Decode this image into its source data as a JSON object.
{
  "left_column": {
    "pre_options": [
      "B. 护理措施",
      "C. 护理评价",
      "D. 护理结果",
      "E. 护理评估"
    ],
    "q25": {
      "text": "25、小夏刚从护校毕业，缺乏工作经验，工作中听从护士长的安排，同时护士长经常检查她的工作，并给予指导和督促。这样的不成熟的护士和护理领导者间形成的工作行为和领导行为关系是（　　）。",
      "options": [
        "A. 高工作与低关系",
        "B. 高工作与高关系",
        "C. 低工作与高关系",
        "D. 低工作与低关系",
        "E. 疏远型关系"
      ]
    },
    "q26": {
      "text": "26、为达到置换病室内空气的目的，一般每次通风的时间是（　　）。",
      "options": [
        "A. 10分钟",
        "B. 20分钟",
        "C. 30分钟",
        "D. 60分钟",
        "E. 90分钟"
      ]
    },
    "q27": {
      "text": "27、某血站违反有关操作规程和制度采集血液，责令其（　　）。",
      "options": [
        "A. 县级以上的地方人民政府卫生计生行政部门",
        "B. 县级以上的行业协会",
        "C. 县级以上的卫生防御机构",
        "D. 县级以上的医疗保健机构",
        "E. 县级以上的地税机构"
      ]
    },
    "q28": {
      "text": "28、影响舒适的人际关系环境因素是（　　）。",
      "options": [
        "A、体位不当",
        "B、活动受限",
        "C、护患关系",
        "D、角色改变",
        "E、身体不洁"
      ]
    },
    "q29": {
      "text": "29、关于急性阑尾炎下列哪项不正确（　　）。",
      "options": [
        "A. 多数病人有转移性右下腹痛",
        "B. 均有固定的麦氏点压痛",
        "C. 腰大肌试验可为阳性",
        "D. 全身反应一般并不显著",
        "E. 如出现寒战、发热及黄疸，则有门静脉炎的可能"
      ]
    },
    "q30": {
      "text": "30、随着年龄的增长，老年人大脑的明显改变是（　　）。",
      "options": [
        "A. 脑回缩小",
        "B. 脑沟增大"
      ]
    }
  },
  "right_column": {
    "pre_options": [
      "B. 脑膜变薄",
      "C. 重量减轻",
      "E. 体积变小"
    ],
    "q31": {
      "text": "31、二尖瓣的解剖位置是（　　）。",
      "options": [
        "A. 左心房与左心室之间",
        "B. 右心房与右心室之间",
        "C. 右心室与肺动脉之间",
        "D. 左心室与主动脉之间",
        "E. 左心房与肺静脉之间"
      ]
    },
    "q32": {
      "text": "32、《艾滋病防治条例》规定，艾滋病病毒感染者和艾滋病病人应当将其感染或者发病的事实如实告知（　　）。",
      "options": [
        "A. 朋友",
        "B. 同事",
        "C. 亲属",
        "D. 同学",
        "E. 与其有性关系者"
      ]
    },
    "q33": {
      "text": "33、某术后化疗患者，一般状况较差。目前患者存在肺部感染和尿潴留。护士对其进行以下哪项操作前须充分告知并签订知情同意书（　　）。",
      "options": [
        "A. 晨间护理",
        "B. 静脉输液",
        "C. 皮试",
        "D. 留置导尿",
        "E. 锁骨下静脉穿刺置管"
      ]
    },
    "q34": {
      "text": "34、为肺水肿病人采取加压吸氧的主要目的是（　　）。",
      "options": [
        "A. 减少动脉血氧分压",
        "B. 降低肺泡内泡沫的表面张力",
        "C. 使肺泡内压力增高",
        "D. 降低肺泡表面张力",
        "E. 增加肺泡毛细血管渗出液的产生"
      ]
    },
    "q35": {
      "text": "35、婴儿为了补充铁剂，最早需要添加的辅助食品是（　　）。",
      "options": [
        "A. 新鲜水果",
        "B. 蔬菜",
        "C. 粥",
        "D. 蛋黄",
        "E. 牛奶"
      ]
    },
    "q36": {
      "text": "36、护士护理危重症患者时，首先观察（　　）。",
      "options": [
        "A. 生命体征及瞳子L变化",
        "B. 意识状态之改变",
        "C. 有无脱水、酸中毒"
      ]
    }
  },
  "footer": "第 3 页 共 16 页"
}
——
• [WORK TO BE COMPLETED]
Recopy the entries above in their entirety, exactly.

• [CORRECT OUTPUT]
Decode this image into its source data as a JSON object.
{
  "left_column": {
    "pre_options": [
      "B. 护理措施",
      "C. 护理评价",
      "D. 护理结果",
      "E. 护理评估"
    ],
    "q25": {
      "text": "25、小夏刚从护校毕业，缺乏工作经验，工作中听从护士长的安排，同时护士长经常检查她的工作，并给予指导和督促。这样的不成熟的护士和护理领导者间形成的工作行为和领导行为关系是（　　）。",
      "options": [
        "A. 高工作与低关系",
        "B. 高工作与高关系",
        "C. 低工作与高关系",
        "D. 低工作与低关系",
        "E. 疏远型关系"
      ]
    },
    "q26": {
      "text": "26、为达到置换病室内空气的目的，一般每次通风的时间是（　　）。",
      "options": [
        "A. 10分钟",
        "B. 20分钟",
        "C. 30分钟",
        "D. 60分钟",
        "E. 90分钟"
      ]
    },
    "q27": {
      "text": "27、某血站违反有关操作规程和制度采集血液，责令其（　　）。",
      "options": [
        "A. 县级以上的地方人民政府卫生计生行政部门",
        "B. 县级以上的行业协会",
        "C. 县级以上的卫生防御机构",
        "D. 县级以上的医疗保健机构",
        "E. 县级以上的地税机构"
      ]
    },
    "q28": {
      "text": "28、影响舒适的人际关系环境因素是（　　）。",
      "options": [
        "A、体位不当",
        "B、活动受限",
        "C、护患关系",
        "D、角色改变",
        "E、身体不洁"
      ]
    },
    "q29": {
      "text": "29、关于急性阑尾炎下列哪项不正确（　　）。",
      "options": [
        "A. 多数病人有转移性右下腹痛",
        "B. 均有固定的麦氏点压痛",
        "C. 腰大肌试验可为阳性",
        "D. 全身反应一般并不显著",
        "E. 如出现寒战、发热及黄疸，则有门静脉炎的可能"
      ]
    },
    "q30": {
      "text": "30、随着年龄的增长，老年人大脑的明显改变是（　　）。",
      "options": [
        "A. 脑回缩小",
        "B. 脑沟增大"
      ]
    }
  },
  "right_column": {
    "pre_options": [
      "B. 脑膜变薄",
      "C. 重量减轻",
      "E. 体积变小"
    ],
    "q31": {
      "text": "31、二尖瓣的解剖位置是（　　）。",
      "options": [
        "A. 左心房与左心室之间",
        "B. 右心房与右心室之间",
        "C. 右心室与肺动脉之间",
        "D. 左心室与主动脉之间",
        "E. 左心房与肺静脉之间"
      ]
    },
    "q32": {
      "text": "32、《艾滋病防治条例》规定，艾滋病病毒感染者和艾滋病病人应当将其感染或者发病的事实如实告知（　　）。",
      "options": [
        "A. 朋友",
        "B. 同事",
        "C. 亲属",
        "D. 同学",
        "E. 与其有性关系者"
      ]
    },
    "q33": {
      "text": "33、某术后化疗患者，一般状况较差。目前患者存在肺部感染和尿潴留。护士对其进行以下哪项操作前须充分告知并签订知情同意书（　　）。",
      "options": [
        "A. 晨间护理",
        "B. 静脉输液",
        "C. 皮试",
        "D. 留置导尿",
        "E. 锁骨下静脉穿刺置管"
      ]
    },
    "q34": {
      "text": "34、为肺水肿病人采取加压吸氧的主要目的是（　　）。",
      "options": [
        "A. 减少动脉血氧分压",
        "B. 降低肺泡内泡沫的表面张力",
        "C. 使肺泡内压力增高",
        "D. 降低肺泡表面张力",
        "E. 增加肺泡毛细血管渗出液的产生"
      ]
    },
    "q35": {
      "text": "35、婴儿为了补充铁剂，最早需要添加的辅助食品是（　　）。",
      "options": [
        "A. 新鲜水果",
        "B. 蔬菜",
        "C. 粥",
        "D. 蛋黄",
        "E. 牛奶"
      ]
    },
    "q36": {
      "text": "36、护士护理危重症患者时，首先观察（　　）。",
      "options": [
        "A. 生命体征及瞳子L变化",
        "B. 意识状态之改变",
        "C. 有无脱水、酸中毒"
      ]
    }
  },
  "footer": "第 3 页 共 16 页"
}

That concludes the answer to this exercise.